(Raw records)
━━━━━━━━━━━━━━━━
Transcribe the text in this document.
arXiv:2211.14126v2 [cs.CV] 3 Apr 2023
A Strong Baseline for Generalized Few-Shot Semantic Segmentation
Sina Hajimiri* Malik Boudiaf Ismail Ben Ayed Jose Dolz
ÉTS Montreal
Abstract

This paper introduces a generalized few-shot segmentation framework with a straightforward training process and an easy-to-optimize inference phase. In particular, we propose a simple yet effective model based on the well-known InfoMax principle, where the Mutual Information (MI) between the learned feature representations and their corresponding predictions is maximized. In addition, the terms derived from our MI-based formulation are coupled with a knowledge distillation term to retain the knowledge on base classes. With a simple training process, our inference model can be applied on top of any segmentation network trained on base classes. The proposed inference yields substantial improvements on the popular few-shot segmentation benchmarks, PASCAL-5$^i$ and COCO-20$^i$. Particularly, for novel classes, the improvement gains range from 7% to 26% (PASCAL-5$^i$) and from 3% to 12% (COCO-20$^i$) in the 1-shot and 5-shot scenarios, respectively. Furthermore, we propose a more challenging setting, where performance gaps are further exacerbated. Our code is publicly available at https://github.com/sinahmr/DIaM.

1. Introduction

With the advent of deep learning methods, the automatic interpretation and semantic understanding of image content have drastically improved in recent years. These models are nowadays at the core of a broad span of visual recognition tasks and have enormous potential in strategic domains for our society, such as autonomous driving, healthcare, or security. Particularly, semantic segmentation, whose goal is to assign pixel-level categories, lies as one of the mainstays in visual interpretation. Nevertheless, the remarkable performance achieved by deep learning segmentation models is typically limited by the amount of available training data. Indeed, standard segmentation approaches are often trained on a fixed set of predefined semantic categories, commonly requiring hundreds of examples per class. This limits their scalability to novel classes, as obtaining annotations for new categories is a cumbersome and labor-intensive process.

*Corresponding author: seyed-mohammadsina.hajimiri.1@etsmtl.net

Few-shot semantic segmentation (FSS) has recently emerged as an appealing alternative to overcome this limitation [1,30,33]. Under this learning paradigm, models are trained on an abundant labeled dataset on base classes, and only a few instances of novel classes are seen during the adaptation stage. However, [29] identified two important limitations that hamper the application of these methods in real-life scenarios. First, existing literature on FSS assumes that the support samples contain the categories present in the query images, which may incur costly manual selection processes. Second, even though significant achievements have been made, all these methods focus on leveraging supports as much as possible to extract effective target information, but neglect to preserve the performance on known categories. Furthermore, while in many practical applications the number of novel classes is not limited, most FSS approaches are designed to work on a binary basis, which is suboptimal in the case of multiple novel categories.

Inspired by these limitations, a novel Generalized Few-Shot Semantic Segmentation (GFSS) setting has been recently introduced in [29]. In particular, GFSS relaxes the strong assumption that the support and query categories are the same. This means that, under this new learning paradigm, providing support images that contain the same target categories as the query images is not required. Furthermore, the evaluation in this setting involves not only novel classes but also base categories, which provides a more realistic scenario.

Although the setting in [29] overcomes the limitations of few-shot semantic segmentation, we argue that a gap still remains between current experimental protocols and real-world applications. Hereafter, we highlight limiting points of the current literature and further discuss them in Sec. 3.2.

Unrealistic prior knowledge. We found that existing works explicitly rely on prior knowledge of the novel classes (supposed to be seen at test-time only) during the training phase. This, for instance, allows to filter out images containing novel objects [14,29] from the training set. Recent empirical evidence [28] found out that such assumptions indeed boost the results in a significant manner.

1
━━━━━━━━━━━━━━━━
Task objective
Extract the complete data, matching each line exactly.

Complete output
Transcribe the text in this document.
arXiv:2211.14126v2 [cs.CV] 3 Apr 2023
A Strong Baseline for Generalized Few-Shot Semantic Segmentation
Sina Hajimiri* Malik Boudiaf Ismail Ben Ayed Jose Dolz
ÉTS Montreal
Abstract

This paper introduces a generalized few-shot segmentation framework with a straightforward training process and an easy-to-optimize inference phase. In particular, we propose a simple yet effective model based on the well-known InfoMax principle, where the Mutual Information (MI) between the learned feature representations and their corresponding predictions is maximized. In addition, the terms derived from our MI-based formulation are coupled with a knowledge distillation term to retain the knowledge on base classes. With a simple training process, our inference model can be applied on top of any segmentation network trained on base classes. The proposed inference yields substantial improvements on the popular few-shot segmentation benchmarks, PASCAL-5$^i$ and COCO-20$^i$. Particularly, for novel classes, the improvement gains range from 7% to 26% (PASCAL-5$^i$) and from 3% to 12% (COCO-20$^i$) in the 1-shot and 5-shot scenarios, respectively. Furthermore, we propose a more challenging setting, where performance gaps are further exacerbated. Our code is publicly available at https://github.com/sinahmr/DIaM.

1. Introduction

With the advent of deep learning methods, the automatic interpretation and semantic understanding of image content have drastically improved in recent years. These models are nowadays at the core of a broad span of visual recognition tasks and have enormous potential in strategic domains for our society, such as autonomous driving, healthcare, or security. Particularly, semantic segmentation, whose goal is to assign pixel-level categories, lies as one of the mainstays in visual interpretation. Nevertheless, the remarkable performance achieved by deep learning segmentation models is typically limited by the amount of available training data. Indeed, standard segmentation approaches are often trained on a fixed set of predefined semantic categories, commonly requiring hundreds of examples per class. This limits their scalability to novel classes, as obtaining annotations for new categories is a cumbersome and labor-intensive process.

*Corresponding author: seyed-mohammadsina.hajimiri.1@etsmtl.net

Few-shot semantic segmentation (FSS) has recently emerged as an appealing alternative to overcome this limitation [1,30,33]. Under this learning paradigm, models are trained on an abundant labeled dataset on base classes, and only a few instances of novel classes are seen during the adaptation stage. However, [29] identified two important limitations that hamper the application of these methods in real-life scenarios. First, existing literature on FSS assumes that the support samples contain the categories present in the query images, which may incur costly manual selection processes. Second, even though significant achievements have been made, all these methods focus on leveraging supports as much as possible to extract effective target information, but neglect to preserve the performance on known categories. Furthermore, while in many practical applications the number of novel classes is not limited, most FSS approaches are designed to work on a binary basis, which is suboptimal in the case of multiple novel categories.

Inspired by these limitations, a novel Generalized Few-Shot Semantic Segmentation (GFSS) setting has been recently introduced in [29]. In particular, GFSS relaxes the strong assumption that the support and query categories are the same. This means that, under this new learning paradigm, providing support images that contain the same target categories as the query images is not required. Furthermore, the evaluation in this setting involves not only novel classes but also base categories, which provides a more realistic scenario.

Although the setting in [29] overcomes the limitations of few-shot semantic segmentation, we argue that a gap still remains between current experimental protocols and real-world applications. Hereafter, we highlight limiting points of the current literature and further discuss them in Sec. 3.2.

Unrealistic prior knowledge. We found that existing works explicitly rely on prior knowledge of the novel classes (supposed to be seen at test-time only) during the training phase. This, for instance, allows to filter out images containing novel objects [14,29] from the training set. Recent empirical evidence [28] found out that such assumptions indeed boost the results in a significant manner.

1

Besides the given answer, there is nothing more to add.